━━━ RECORDS
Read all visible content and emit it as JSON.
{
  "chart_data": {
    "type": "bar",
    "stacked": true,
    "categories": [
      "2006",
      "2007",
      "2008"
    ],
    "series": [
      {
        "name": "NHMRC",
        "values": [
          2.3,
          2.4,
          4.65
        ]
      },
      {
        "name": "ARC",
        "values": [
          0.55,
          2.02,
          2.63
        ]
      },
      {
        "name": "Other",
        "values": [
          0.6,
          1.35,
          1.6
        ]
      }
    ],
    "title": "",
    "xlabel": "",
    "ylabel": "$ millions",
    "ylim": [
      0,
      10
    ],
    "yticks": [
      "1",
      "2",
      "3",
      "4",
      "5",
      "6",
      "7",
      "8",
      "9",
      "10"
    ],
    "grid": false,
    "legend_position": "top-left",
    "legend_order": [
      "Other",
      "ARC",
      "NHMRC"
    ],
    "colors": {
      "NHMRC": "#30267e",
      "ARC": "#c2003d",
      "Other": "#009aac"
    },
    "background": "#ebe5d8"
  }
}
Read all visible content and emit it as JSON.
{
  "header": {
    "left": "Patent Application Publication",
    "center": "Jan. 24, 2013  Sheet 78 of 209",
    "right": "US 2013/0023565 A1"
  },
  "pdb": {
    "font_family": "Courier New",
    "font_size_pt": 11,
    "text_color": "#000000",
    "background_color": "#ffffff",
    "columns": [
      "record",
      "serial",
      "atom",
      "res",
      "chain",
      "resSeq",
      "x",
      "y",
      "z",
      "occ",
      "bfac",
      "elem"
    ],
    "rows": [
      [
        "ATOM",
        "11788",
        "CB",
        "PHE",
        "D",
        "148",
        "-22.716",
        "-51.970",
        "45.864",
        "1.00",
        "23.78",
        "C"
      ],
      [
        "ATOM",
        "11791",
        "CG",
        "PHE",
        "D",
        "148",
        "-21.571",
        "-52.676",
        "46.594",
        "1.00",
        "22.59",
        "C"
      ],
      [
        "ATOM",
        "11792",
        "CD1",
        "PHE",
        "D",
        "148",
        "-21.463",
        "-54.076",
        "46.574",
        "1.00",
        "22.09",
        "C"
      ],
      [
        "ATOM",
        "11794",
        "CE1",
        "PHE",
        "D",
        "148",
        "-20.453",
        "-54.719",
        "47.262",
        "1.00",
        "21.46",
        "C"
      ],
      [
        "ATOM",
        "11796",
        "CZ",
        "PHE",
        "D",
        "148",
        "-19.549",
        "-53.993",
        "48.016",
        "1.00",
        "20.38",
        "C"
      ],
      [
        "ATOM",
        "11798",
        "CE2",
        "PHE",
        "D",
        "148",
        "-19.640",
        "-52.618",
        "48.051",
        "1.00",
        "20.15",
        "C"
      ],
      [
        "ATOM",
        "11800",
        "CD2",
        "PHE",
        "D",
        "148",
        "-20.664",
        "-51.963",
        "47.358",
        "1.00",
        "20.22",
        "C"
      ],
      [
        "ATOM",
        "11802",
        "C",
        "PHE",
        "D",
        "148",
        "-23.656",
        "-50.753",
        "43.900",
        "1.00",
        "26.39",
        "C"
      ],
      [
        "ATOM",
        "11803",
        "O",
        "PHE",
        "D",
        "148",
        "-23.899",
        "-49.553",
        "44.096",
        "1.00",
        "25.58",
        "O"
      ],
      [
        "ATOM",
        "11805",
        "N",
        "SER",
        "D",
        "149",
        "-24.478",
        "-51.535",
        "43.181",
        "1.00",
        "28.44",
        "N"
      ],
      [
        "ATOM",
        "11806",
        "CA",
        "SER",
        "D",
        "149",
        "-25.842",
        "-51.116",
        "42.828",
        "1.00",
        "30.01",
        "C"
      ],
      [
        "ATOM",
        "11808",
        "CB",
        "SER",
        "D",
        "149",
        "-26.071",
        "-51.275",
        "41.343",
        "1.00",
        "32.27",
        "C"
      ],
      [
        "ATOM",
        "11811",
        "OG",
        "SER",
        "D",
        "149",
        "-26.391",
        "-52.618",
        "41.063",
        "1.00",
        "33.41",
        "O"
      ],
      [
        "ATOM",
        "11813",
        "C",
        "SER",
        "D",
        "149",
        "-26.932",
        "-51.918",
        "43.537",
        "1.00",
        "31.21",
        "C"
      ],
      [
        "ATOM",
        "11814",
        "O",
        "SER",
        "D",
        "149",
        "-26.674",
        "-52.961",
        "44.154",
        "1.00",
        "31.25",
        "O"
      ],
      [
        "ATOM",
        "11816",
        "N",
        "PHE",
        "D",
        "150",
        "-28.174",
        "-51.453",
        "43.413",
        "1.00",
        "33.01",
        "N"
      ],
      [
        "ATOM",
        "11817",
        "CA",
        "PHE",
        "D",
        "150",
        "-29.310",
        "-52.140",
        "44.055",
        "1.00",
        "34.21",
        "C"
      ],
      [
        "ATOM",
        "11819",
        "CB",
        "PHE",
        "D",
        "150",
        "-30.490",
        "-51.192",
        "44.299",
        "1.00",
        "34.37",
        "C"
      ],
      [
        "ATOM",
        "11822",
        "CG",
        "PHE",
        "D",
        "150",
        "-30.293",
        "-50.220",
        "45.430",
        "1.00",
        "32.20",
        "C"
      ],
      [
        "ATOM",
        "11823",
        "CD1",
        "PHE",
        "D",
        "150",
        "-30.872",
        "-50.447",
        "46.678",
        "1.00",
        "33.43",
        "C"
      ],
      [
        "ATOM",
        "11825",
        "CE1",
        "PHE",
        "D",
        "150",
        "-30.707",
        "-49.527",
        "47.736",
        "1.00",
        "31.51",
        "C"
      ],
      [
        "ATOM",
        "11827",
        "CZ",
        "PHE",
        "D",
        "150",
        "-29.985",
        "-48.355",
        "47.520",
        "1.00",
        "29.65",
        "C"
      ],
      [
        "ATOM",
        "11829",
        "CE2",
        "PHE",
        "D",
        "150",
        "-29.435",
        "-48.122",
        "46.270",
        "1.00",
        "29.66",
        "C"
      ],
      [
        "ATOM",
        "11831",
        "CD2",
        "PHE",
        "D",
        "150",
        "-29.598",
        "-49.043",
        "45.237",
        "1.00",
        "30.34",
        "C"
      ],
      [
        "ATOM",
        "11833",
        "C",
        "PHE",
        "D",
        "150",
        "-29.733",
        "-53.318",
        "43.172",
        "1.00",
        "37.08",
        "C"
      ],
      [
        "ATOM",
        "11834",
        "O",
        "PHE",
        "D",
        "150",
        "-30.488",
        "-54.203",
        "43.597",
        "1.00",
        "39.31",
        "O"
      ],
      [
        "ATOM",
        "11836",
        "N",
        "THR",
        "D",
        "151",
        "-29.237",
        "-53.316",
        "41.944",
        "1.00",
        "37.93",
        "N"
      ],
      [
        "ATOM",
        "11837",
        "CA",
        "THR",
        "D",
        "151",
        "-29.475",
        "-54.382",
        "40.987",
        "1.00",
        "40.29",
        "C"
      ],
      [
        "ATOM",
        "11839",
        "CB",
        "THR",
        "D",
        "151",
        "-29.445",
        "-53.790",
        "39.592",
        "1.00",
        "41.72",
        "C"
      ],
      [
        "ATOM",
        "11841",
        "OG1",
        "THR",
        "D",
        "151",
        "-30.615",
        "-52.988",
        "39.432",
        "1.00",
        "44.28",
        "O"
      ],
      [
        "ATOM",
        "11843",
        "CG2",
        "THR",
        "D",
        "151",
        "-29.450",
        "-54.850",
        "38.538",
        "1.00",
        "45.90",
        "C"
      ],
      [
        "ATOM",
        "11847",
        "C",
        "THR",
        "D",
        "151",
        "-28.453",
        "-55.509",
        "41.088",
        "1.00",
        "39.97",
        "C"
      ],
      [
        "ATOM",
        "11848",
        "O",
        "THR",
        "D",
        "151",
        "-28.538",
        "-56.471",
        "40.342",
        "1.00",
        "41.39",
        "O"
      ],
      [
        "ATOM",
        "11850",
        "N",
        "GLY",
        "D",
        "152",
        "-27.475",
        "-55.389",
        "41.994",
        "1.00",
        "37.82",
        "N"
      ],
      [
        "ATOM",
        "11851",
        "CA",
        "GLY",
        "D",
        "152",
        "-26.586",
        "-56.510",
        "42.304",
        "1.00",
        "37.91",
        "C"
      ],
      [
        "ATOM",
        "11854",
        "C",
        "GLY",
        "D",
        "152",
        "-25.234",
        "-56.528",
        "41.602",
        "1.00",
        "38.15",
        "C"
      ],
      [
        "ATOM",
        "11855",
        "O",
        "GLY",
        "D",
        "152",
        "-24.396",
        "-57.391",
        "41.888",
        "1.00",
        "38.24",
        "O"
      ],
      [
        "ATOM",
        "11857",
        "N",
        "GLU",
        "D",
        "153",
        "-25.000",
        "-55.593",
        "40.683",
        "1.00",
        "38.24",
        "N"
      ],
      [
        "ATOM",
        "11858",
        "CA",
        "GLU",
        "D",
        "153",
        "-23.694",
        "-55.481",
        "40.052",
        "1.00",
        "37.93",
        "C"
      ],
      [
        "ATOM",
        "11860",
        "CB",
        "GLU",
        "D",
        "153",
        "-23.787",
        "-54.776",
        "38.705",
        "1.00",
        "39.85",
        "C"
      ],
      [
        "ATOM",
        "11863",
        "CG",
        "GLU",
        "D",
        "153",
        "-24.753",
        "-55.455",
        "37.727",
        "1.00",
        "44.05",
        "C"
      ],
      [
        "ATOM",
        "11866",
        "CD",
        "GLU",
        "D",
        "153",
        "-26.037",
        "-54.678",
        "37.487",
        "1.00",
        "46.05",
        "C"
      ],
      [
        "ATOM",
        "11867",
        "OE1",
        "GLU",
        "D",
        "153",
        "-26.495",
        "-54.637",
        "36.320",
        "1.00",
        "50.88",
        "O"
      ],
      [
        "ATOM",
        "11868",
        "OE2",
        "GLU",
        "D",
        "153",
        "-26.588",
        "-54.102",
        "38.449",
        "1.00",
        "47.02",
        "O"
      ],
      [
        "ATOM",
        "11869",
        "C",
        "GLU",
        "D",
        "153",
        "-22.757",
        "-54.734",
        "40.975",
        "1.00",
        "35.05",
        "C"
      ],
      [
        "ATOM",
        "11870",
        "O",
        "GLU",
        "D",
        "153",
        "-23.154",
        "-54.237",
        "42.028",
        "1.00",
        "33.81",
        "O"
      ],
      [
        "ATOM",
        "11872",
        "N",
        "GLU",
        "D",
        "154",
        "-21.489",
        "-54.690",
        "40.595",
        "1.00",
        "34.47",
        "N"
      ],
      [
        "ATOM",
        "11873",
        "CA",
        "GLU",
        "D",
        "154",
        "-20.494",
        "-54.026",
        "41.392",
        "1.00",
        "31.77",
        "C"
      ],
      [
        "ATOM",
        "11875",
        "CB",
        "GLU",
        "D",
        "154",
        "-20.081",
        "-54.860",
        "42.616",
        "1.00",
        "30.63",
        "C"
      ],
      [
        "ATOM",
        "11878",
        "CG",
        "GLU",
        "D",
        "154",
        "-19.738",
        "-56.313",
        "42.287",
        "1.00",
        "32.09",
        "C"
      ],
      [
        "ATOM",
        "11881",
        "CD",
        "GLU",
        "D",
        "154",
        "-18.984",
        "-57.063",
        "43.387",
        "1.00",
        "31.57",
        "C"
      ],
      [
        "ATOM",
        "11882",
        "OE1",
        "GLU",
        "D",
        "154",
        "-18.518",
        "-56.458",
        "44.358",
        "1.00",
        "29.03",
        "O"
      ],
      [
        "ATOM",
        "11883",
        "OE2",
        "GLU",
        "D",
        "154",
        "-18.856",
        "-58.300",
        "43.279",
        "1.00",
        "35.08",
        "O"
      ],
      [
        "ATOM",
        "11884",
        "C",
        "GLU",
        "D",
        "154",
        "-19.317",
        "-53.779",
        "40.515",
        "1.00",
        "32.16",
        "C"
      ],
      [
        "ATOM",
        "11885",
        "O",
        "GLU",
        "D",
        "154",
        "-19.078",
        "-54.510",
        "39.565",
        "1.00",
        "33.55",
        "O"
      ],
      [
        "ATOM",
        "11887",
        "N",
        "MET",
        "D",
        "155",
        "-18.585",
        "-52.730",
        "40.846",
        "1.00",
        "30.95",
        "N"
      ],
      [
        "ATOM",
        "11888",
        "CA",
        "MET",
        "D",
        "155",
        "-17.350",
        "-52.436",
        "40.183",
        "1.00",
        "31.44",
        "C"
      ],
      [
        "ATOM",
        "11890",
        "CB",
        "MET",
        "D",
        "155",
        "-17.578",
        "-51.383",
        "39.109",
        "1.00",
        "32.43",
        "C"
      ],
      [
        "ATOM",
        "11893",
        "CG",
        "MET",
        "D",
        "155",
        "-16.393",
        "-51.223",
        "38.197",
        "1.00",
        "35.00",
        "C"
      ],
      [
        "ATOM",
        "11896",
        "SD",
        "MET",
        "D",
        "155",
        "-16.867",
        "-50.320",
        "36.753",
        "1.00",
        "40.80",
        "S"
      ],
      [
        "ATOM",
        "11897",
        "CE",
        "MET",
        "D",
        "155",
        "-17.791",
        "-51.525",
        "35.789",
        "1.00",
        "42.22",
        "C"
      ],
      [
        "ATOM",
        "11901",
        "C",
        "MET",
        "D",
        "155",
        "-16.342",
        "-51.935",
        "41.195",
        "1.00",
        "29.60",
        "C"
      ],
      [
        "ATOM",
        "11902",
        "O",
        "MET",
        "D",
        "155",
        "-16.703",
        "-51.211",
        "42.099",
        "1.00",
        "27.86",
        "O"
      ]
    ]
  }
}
━━━━━━
# EXERCISE INSTRUCTIONS:
Scan the material for lines with the word "left", and copy each line you find.

# RESULT OF THIS TASK:
    "legend_position": "top-left",
    "left": "Patent Application Publication",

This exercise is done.